__YOUR TASK__
Report the number of lines in the entries below that include the word "органу", and nothing else.

__MATERIAL SUPPLIED__
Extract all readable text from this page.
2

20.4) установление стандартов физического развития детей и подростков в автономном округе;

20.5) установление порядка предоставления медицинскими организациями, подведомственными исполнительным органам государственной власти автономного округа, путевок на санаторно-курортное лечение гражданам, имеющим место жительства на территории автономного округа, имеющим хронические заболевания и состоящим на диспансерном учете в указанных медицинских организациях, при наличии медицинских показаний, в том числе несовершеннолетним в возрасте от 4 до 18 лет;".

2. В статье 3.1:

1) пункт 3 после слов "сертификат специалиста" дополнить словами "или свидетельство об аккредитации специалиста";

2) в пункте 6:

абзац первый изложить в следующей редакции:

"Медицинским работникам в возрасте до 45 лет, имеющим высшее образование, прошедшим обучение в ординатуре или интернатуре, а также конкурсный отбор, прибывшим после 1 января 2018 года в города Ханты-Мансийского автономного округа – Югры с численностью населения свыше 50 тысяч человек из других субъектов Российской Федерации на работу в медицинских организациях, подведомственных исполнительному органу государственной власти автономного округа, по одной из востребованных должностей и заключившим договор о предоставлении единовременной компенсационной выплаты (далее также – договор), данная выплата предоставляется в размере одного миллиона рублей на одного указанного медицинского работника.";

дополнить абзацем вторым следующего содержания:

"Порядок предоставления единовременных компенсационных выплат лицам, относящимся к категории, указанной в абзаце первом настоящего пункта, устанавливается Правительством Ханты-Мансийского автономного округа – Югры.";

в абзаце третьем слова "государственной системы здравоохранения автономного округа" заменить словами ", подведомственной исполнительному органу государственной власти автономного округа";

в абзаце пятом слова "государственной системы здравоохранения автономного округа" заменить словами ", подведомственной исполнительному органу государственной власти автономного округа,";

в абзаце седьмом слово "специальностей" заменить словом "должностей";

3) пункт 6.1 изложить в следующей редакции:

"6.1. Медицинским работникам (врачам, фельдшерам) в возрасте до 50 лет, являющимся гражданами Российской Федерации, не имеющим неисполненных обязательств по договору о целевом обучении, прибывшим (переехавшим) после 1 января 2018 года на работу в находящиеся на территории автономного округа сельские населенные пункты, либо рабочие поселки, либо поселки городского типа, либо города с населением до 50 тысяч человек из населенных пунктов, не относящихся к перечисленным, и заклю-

__WORKED ANSWER__
3